• WORK TO COMPLETE
In this exercise, reproduce all the entries that follow exactly.

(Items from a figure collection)
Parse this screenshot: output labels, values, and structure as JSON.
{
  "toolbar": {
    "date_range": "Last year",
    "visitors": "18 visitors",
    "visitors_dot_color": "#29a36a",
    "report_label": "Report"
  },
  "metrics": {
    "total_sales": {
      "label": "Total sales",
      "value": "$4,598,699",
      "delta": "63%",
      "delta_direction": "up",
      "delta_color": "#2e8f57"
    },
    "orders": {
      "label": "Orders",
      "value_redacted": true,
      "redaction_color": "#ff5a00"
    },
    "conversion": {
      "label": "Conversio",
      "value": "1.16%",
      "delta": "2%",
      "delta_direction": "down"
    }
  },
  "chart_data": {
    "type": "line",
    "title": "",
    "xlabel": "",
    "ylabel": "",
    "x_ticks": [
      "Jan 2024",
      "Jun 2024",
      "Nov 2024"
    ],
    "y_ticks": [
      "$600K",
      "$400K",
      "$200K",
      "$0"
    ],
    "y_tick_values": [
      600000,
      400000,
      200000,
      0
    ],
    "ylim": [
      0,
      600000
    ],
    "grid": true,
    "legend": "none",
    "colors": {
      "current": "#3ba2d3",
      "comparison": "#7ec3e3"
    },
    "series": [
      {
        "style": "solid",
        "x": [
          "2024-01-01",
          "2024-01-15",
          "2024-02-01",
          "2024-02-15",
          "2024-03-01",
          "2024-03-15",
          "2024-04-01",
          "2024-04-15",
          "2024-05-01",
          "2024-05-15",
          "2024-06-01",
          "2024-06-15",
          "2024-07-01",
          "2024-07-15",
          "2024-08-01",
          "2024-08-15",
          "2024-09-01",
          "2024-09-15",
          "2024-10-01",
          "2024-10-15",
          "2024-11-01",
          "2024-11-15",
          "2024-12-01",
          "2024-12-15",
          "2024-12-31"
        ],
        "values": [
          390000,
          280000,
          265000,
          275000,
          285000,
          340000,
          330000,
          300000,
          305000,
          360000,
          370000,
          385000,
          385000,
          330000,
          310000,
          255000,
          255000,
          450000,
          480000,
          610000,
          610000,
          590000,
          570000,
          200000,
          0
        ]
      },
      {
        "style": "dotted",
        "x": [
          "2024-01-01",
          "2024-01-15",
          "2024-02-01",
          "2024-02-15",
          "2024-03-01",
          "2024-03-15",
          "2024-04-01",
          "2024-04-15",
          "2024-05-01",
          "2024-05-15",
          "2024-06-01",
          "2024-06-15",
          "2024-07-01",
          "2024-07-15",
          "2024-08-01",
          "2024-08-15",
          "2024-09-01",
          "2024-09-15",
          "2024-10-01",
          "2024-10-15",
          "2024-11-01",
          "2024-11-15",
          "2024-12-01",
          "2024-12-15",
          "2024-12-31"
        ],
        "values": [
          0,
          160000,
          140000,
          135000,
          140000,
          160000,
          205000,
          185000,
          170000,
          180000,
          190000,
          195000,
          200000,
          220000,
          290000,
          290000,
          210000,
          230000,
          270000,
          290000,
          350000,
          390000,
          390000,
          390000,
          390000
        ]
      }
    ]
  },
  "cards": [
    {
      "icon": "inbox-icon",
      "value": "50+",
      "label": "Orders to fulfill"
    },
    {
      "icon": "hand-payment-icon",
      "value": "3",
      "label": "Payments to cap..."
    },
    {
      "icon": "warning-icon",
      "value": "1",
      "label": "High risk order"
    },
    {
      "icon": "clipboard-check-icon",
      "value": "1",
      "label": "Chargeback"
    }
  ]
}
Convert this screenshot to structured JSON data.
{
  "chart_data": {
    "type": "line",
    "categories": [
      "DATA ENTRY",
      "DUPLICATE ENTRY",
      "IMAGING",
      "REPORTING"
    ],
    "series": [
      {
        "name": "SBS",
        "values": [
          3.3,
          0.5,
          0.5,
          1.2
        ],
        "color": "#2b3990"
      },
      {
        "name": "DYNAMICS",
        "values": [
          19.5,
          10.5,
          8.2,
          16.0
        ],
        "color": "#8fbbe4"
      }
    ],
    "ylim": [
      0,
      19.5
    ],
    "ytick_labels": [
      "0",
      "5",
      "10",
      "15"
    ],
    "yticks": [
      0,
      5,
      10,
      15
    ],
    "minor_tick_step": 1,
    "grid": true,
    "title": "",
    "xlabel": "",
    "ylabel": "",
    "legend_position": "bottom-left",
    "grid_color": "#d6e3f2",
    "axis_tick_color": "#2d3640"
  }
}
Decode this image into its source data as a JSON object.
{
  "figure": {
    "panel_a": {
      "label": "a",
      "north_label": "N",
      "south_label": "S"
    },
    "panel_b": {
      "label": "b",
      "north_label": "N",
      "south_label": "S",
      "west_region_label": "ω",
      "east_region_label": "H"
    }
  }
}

• CORRECT OUTPUT
Parse this screenshot: output labels, values, and structure as JSON.
{
  "toolbar": {
    "date_range": "Last year",
    "visitors": "18 visitors",
    "visitors_dot_color": "#29a36a",
    "report_label": "Report"
  },
  "metrics": {
    "total_sales": {
      "label": "Total sales",
      "value": "$4,598,699",
      "delta": "63%",
      "delta_direction": "up",
      "delta_color": "#2e8f57"
    },
    "orders": {
      "label": "Orders",
      "value_redacted": true,
      "redaction_color": "#ff5a00"
    },
    "conversion": {
      "label": "Conversio",
      "value": "1.16%",
      "delta": "2%",
      "delta_direction": "down"
    }
  },
  "chart_data": {
    "type": "line",
    "title": "",
    "xlabel": "",
    "ylabel": "",
    "x_ticks": [
      "Jan 2024",
      "Jun 2024",
      "Nov 2024"
    ],
    "y_ticks": [
      "$600K",
      "$400K",
      "$200K",
      "$0"
    ],
    "y_tick_values": [
      600000,
      400000,
      200000,
      0
    ],
    "ylim": [
      0,
      600000
    ],
    "grid": true,
    "legend": "none",
    "colors": {
      "current": "#3ba2d3",
      "comparison": "#7ec3e3"
    },
    "series": [
      {
        "style": "solid",
        "x": [
          "2024-01-01",
          "2024-01-15",
          "2024-02-01",
          "2024-02-15",
          "2024-03-01",
          "2024-03-15",
          "2024-04-01",
          "2024-04-15",
          "2024-05-01",
          "2024-05-15",
          "2024-06-01",
          "2024-06-15",
          "2024-07-01",
          "2024-07-15",
          "2024-08-01",
          "2024-08-15",
          "2024-09-01",
          "2024-09-15",
          "2024-10-01",
          "2024-10-15",
          "2024-11-01",
          "2024-11-15",
          "2024-12-01",
          "2024-12-15",
          "2024-12-31"
        ],
        "values": [
          390000,
          280000,
          265000,
          275000,
          285000,
          340000,
          330000,
          300000,
          305000,
          360000,
          370000,
          385000,
          385000,
          330000,
          310000,
          255000,
          255000,
          450000,
          480000,
          610000,
          610000,
          590000,
          570000,
          200000,
          0
        ]
      },
      {
        "style": "dotted",
        "x": [
          "2024-01-01",
          "2024-01-15",
          "2024-02-01",
          "2024-02-15",
          "2024-03-01",
          "2024-03-15",
          "2024-04-01",
          "2024-04-15",
          "2024-05-01",
          "2024-05-15",
          "2024-06-01",
          "2024-06-15",
          "2024-07-01",
          "2024-07-15",
          "2024-08-01",
          "2024-08-15",
          "2024-09-01",
          "2024-09-15",
          "2024-10-01",
          "2024-10-15",
          "2024-11-01",
          "2024-11-15",
          "2024-12-01",
          "2024-12-15",
          "2024-12-31"
        ],
        "values": [
          0,
          160000,
          140000,
          135000,
          140000,
          160000,
          205000,
          185000,
          170000,
          180000,
          190000,
          195000,
          200000,
          220000,
          290000,
          290000,
          210000,
          230000,
          270000,
          290000,
          350000,
          390000,
          390000,
          390000,
          390000
        ]
      }
    ]
  },
  "cards": [
    {
      "icon": "inbox-icon",
      "value": "50+",
      "label": "Orders to fulfill"
    },
    {
      "icon": "hand-payment-icon",
      "value": "3",
      "label": "Payments to cap..."
    },
    {
      "icon": "warning-icon",
      "value": "1",
      "label": "High risk order"
    },
    {
      "icon": "clipboard-check-icon",
      "value": "1",
      "label": "Chargeback"
    }
  ]
}
Convert this screenshot to structured JSON data.
{
  "chart_data": {
    "type": "line",
    "categories": [
      "DATA ENTRY",
      "DUPLICATE ENTRY",
      "IMAGING",
      "REPORTING"
    ],
    "series": [
      {
        "name": "SBS",
        "values": [
          3.3,
          0.5,
          0.5,
          1.2
        ],
        "color": "#2b3990"
      },
      {
        "name": "DYNAMICS",
        "values": [
          19.5,
          10.5,
          8.2,
          16.0
        ],
        "color": "#8fbbe4"
      }
    ],
    "ylim": [
      0,
      19.5
    ],
    "ytick_labels": [
      "0",
      "5",
      "10",
      "15"
    ],
    "yticks": [
      0,
      5,
      10,
      15
    ],
    "minor_tick_step": 1,
    "grid": true,
    "title": "",
    "xlabel": "",
    "ylabel": "",
    "legend_position": "bottom-left",
    "grid_color": "#d6e3f2",
    "axis_tick_color": "#2d3640"
  }
}
Decode this image into its source data as a JSON object.
{
  "figure": {
    "panel_a": {
      "label": "a",
      "north_label": "N",
      "south_label": "S"
    },
    "panel_b": {
      "label": "b",
      "north_label": "N",
      "south_label": "S",
      "west_region_label": "ω",
      "east_region_label": "H"
    }
  }
}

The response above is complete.